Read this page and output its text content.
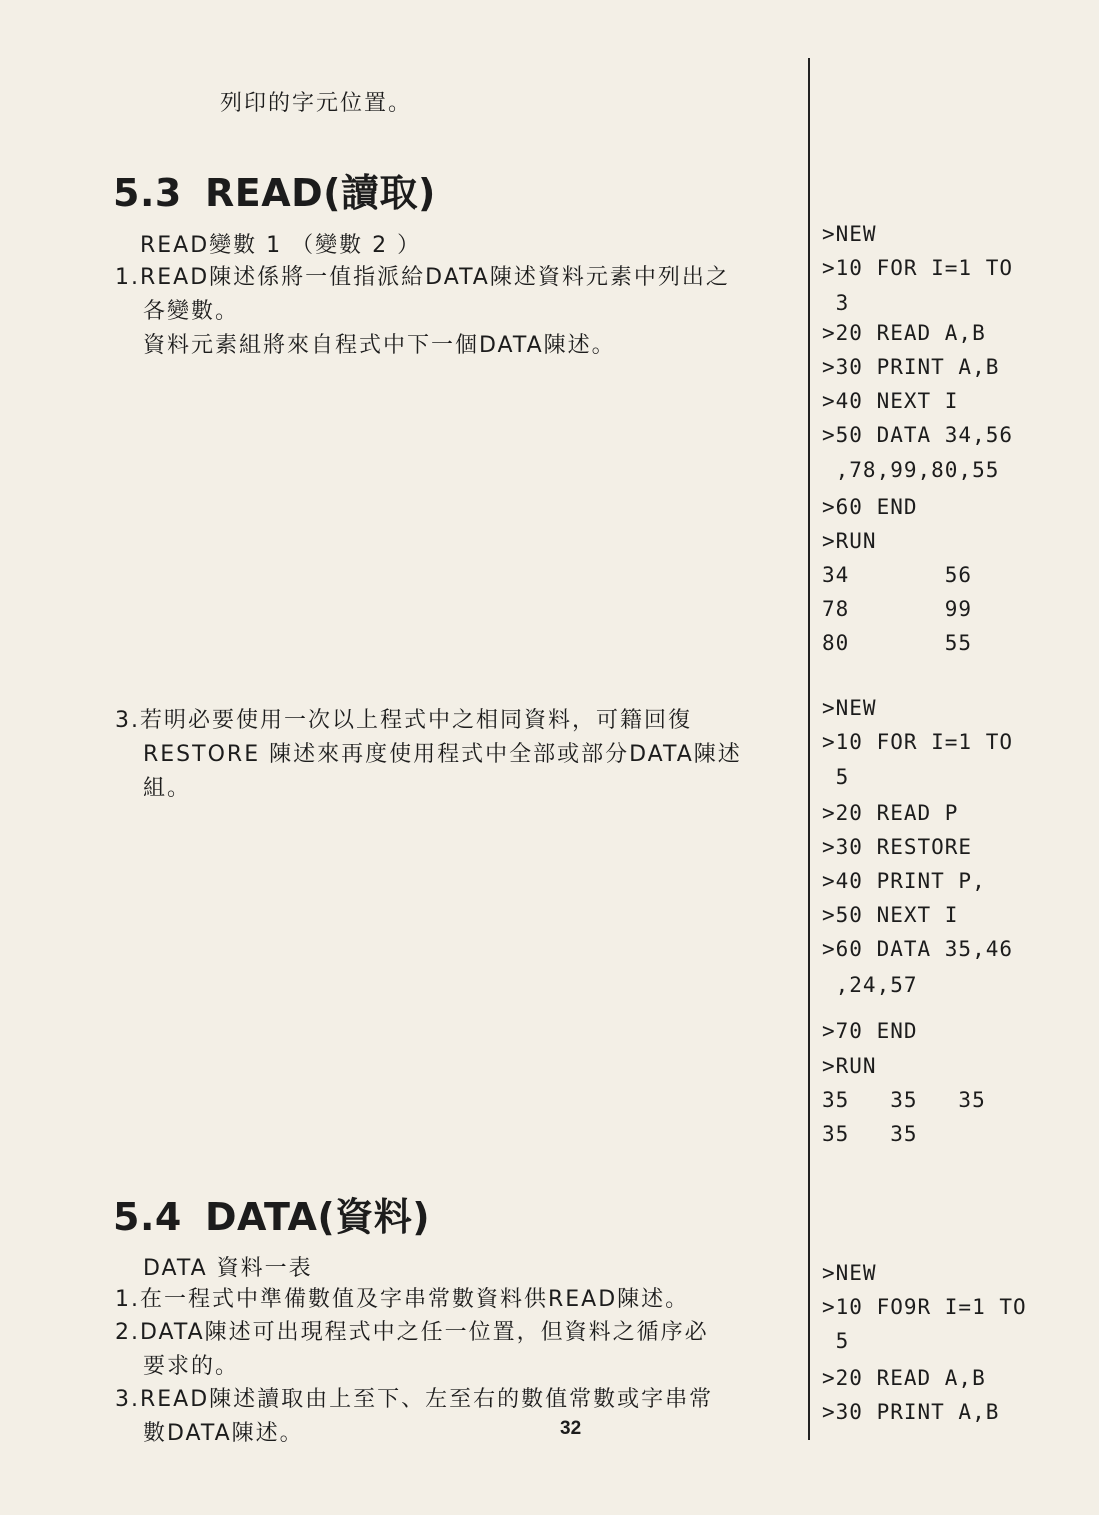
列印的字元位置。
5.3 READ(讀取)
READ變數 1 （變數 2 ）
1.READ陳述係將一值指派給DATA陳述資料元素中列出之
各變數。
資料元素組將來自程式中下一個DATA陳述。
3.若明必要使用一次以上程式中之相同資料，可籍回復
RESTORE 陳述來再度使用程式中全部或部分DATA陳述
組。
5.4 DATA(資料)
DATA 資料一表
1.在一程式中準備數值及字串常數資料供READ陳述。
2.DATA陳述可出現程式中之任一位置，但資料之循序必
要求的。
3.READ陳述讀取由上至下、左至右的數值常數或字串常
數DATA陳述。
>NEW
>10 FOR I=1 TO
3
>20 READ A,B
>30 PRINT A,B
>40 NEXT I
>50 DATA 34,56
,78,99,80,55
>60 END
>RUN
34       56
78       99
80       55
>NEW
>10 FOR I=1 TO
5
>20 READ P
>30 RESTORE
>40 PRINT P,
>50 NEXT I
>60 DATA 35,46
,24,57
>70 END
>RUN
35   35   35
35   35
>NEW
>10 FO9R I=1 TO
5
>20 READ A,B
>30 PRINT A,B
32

---

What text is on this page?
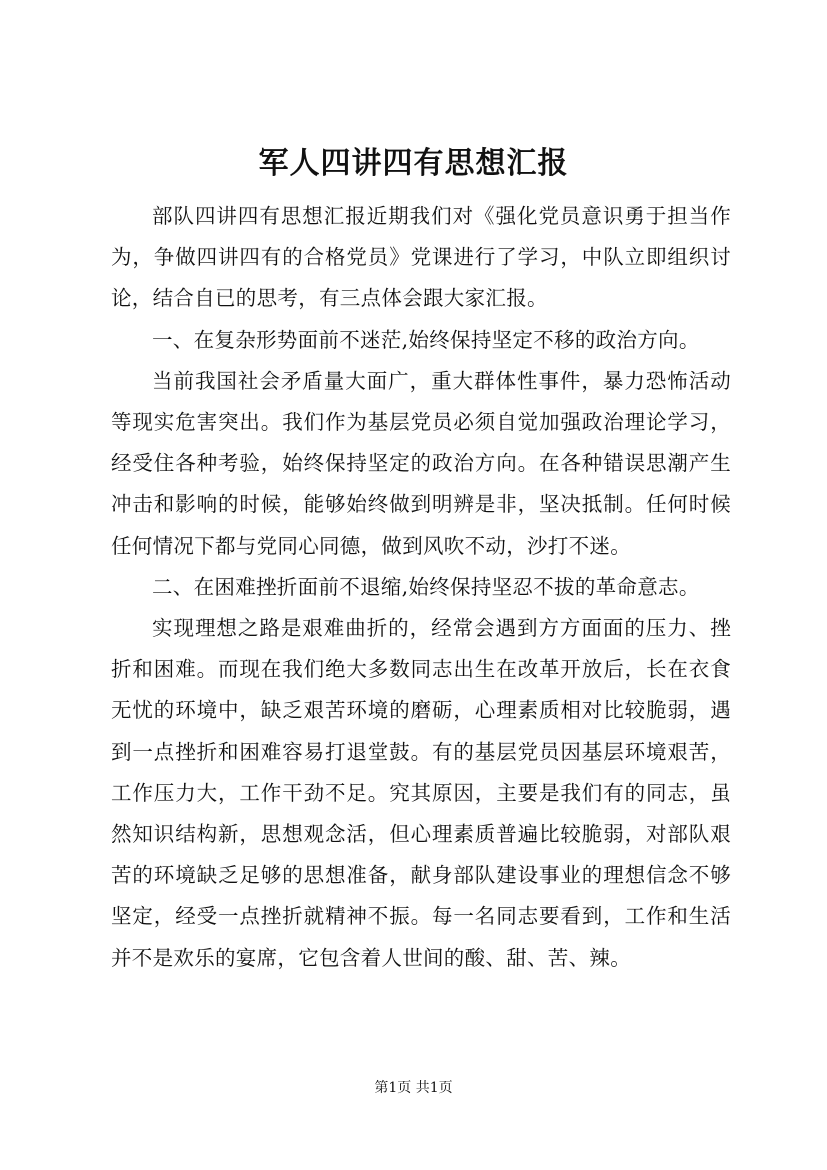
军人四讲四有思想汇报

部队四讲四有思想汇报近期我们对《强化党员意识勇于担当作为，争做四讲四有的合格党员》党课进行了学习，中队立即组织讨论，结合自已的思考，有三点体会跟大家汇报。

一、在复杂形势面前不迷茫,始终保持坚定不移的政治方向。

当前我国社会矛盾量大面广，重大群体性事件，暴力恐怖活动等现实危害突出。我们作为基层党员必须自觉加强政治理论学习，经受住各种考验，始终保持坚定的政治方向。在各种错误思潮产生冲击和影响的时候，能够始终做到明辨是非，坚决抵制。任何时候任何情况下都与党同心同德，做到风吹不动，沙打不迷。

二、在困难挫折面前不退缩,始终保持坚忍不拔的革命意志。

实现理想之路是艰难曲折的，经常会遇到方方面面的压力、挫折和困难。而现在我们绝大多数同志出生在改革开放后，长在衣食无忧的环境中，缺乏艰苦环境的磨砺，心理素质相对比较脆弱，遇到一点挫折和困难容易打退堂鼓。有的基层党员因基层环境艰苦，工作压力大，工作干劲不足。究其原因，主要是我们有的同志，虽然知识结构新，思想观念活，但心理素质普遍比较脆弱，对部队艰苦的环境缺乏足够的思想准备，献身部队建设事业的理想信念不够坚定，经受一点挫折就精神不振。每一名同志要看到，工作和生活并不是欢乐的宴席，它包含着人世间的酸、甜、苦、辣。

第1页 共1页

__What the exercise asks__:
Find the word "RESTORE" and list each line it appears in.

__Answer to the problem__:
RESTORE 陳述來再度使用程式中全部或部分DATA陳述
>30 RESTORE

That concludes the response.